--- What to work on ---
Copy the lines below as they are; omit the images they contain.

--- Material for the task ---
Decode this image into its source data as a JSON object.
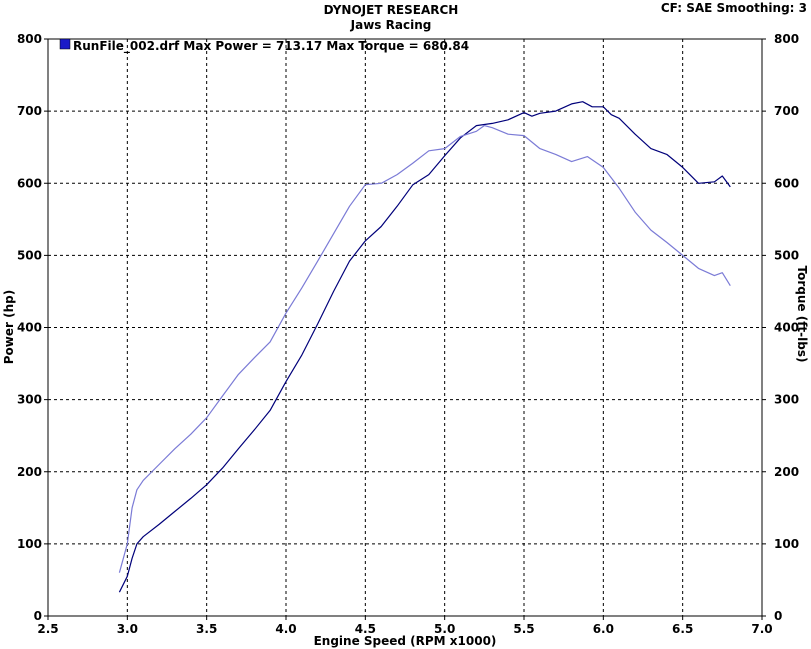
{
  "header": {
    "title": "DYNOJET RESEARCH",
    "subtitle": "Jaws Racing",
    "cf_label": "CF: SAE  Smoothing: 3"
  },
  "legend": {
    "text": "RunFile_002.drf Max Power = 713.17     Max Torque = 680.84",
    "swatch_color": "#1a1ac8"
  },
  "colors": {
    "power": "#00007a",
    "torque": "#7b7bd6",
    "grid": "#000000"
  },
  "chart_data": {
    "type": "line",
    "title": "DYNOJET RESEARCH",
    "subtitle": "Jaws Racing",
    "xlabel": "Engine Speed (RPM x1000)",
    "ylabel": "Power (hp)",
    "y2label": "Torque (ft-lbs)",
    "xlim": [
      2.5,
      7.0
    ],
    "ylim": [
      0,
      800
    ],
    "y2lim": [
      0,
      800
    ],
    "xticks": [
      "2.5",
      "3.0",
      "3.5",
      "4.0",
      "4.5",
      "5.0",
      "5.5",
      "6.0",
      "6.5",
      "7.0"
    ],
    "yticks": [
      "0",
      "100",
      "200",
      "300",
      "400",
      "500",
      "600",
      "700",
      "800"
    ],
    "grid": true,
    "legend_position": "top-left",
    "series": [
      {
        "name": "Max Power = 713.17",
        "axis": "left",
        "x": [
          2.95,
          3.0,
          3.03,
          3.06,
          3.1,
          3.2,
          3.3,
          3.4,
          3.5,
          3.6,
          3.7,
          3.8,
          3.9,
          4.0,
          4.1,
          4.2,
          4.3,
          4.4,
          4.5,
          4.6,
          4.7,
          4.8,
          4.9,
          5.0,
          5.1,
          5.2,
          5.3,
          5.4,
          5.5,
          5.55,
          5.6,
          5.7,
          5.8,
          5.87,
          5.93,
          6.0,
          6.05,
          6.1,
          6.2,
          6.3,
          6.4,
          6.5,
          6.6,
          6.7,
          6.75,
          6.8
        ],
        "values": [
          33,
          55,
          80,
          100,
          110,
          127,
          145,
          163,
          182,
          205,
          232,
          258,
          285,
          325,
          362,
          405,
          450,
          492,
          520,
          540,
          568,
          598,
          612,
          638,
          663,
          680,
          683,
          688,
          698,
          693,
          697,
          700,
          710,
          713,
          706,
          706,
          695,
          690,
          668,
          648,
          640,
          622,
          600,
          602,
          610,
          595
        ]
      },
      {
        "name": "Max Torque = 680.84",
        "axis": "right",
        "x": [
          2.95,
          3.0,
          3.03,
          3.06,
          3.1,
          3.2,
          3.3,
          3.4,
          3.5,
          3.6,
          3.7,
          3.8,
          3.9,
          4.0,
          4.1,
          4.2,
          4.3,
          4.4,
          4.5,
          4.6,
          4.7,
          4.8,
          4.9,
          5.0,
          5.1,
          5.2,
          5.25,
          5.3,
          5.4,
          5.5,
          5.6,
          5.7,
          5.8,
          5.9,
          6.0,
          6.1,
          6.2,
          6.3,
          6.4,
          6.5,
          6.6,
          6.7,
          6.75,
          6.8
        ],
        "values": [
          60,
          100,
          150,
          175,
          188,
          210,
          232,
          252,
          275,
          305,
          335,
          358,
          380,
          420,
          455,
          492,
          530,
          568,
          598,
          600,
          612,
          628,
          645,
          648,
          665,
          672,
          680,
          677,
          668,
          666,
          648,
          640,
          630,
          637,
          622,
          593,
          560,
          535,
          518,
          500,
          482,
          472,
          476,
          458
        ]
      }
    ]
  }
}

--- Task response ---
Decode this image into its source data as a JSON object.
{
  "header": {
    "title": "DYNOJET RESEARCH",
    "subtitle": "Jaws Racing",
    "cf_label": "CF: SAE  Smoothing: 3"
  },
  "legend": {
    "text": "RunFile_002.drf Max Power = 713.17     Max Torque = 680.84",
    "swatch_color": "#1a1ac8"
  },
  "colors": {
    "power": "#00007a",
    "torque": "#7b7bd6",
    "grid": "#000000"
  },
  "chart_data": {
    "type": "line",
    "title": "DYNOJET RESEARCH",
    "subtitle": "Jaws Racing",
    "xlabel": "Engine Speed (RPM x1000)",
    "ylabel": "Power (hp)",
    "y2label": "Torque (ft-lbs)",
    "xlim": [
      2.5,
      7.0
    ],
    "ylim": [
      0,
      800
    ],
    "y2lim": [
      0,
      800
    ],
    "xticks": [
      "2.5",
      "3.0",
      "3.5",
      "4.0",
      "4.5",
      "5.0",
      "5.5",
      "6.0",
      "6.5",
      "7.0"
    ],
    "yticks": [
      "0",
      "100",
      "200",
      "300",
      "400",
      "500",
      "600",
      "700",
      "800"
    ],
    "grid": true,
    "legend_position": "top-left",
    "series": [
      {
        "name": "Max Power = 713.17",
        "axis": "left",
        "x": [
          2.95,
          3.0,
          3.03,
          3.06,
          3.1,
          3.2,
          3.3,
          3.4,
          3.5,
          3.6,
          3.7,
          3.8,
          3.9,
          4.0,
          4.1,
          4.2,
          4.3,
          4.4,
          4.5,
          4.6,
          4.7,
          4.8,
          4.9,
          5.0,
          5.1,
          5.2,
          5.3,
          5.4,
          5.5,
          5.55,
          5.6,
          5.7,
          5.8,
          5.87,
          5.93,
          6.0,
          6.05,
          6.1,
          6.2,
          6.3,
          6.4,
          6.5,
          6.6,
          6.7,
          6.75,
          6.8
        ],
        "values": [
          33,
          55,
          80,
          100,
          110,
          127,
          145,
          163,
          182,
          205,
          232,
          258,
          285,
          325,
          362,
          405,
          450,
          492,
          520,
          540,
          568,
          598,
          612,
          638,
          663,
          680,
          683,
          688,
          698,
          693,
          697,
          700,
          710,
          713,
          706,
          706,
          695,
          690,
          668,
          648,
          640,
          622,
          600,
          602,
          610,
          595
        ]
      },
      {
        "name": "Max Torque = 680.84",
        "axis": "right",
        "x": [
          2.95,
          3.0,
          3.03,
          3.06,
          3.1,
          3.2,
          3.3,
          3.4,
          3.5,
          3.6,
          3.7,
          3.8,
          3.9,
          4.0,
          4.1,
          4.2,
          4.3,
          4.4,
          4.5,
          4.6,
          4.7,
          4.8,
          4.9,
          5.0,
          5.1,
          5.2,
          5.25,
          5.3,
          5.4,
          5.5,
          5.6,
          5.7,
          5.8,
          5.9,
          6.0,
          6.1,
          6.2,
          6.3,
          6.4,
          6.5,
          6.6,
          6.7,
          6.75,
          6.8
        ],
        "values": [
          60,
          100,
          150,
          175,
          188,
          210,
          232,
          252,
          275,
          305,
          335,
          358,
          380,
          420,
          455,
          492,
          530,
          568,
          598,
          600,
          612,
          628,
          645,
          648,
          665,
          672,
          680,
          677,
          668,
          666,
          648,
          640,
          630,
          637,
          622,
          593,
          560,
          535,
          518,
          500,
          482,
          472,
          476,
          458
        ]
      }
    ]
  }
}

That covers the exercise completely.